* **Task details**
Copy every line from the records below that holds the word "JSON".

* **Materials provided**
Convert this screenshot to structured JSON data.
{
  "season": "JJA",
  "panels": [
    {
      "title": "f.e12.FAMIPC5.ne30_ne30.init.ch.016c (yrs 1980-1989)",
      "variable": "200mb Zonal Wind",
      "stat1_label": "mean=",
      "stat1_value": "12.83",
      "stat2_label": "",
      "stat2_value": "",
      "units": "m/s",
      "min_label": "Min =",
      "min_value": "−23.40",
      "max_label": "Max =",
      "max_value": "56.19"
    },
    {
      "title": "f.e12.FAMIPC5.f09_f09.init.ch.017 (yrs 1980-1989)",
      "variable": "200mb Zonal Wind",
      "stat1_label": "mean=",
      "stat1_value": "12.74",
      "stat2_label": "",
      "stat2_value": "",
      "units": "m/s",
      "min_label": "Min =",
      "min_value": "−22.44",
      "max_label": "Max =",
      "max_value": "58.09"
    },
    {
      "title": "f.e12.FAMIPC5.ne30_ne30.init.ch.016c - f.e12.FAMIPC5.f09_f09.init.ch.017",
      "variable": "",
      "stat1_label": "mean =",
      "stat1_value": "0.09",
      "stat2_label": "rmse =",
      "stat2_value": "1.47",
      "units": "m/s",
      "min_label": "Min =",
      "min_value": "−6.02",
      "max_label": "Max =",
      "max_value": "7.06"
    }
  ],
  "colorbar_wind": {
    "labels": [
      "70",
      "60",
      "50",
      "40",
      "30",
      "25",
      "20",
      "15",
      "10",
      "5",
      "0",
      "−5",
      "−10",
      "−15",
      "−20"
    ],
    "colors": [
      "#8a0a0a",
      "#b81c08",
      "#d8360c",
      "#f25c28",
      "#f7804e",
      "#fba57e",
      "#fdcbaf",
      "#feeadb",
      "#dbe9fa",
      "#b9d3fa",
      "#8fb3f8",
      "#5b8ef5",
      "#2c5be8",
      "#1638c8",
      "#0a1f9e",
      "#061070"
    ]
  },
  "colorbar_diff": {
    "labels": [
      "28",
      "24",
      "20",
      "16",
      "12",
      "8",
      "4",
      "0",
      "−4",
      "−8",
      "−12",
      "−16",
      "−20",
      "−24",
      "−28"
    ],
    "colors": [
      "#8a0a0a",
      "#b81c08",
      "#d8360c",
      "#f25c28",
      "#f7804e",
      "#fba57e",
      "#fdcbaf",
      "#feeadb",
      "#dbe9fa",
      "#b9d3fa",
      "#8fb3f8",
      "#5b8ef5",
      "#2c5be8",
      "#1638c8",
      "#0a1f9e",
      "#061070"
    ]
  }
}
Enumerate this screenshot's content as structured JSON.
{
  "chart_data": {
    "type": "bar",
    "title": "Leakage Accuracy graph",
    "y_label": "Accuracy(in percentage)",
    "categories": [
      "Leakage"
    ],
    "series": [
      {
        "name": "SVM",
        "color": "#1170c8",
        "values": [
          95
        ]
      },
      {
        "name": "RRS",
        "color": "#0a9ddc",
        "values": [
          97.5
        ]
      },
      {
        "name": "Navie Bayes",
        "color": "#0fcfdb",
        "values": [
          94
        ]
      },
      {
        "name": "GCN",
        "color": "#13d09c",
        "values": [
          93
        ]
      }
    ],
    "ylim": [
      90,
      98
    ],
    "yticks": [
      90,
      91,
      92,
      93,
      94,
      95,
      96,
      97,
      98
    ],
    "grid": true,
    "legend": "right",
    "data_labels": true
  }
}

* **Finished task**
Convert this screenshot to structured JSON data.
Enumerate this screenshot's content as structured JSON.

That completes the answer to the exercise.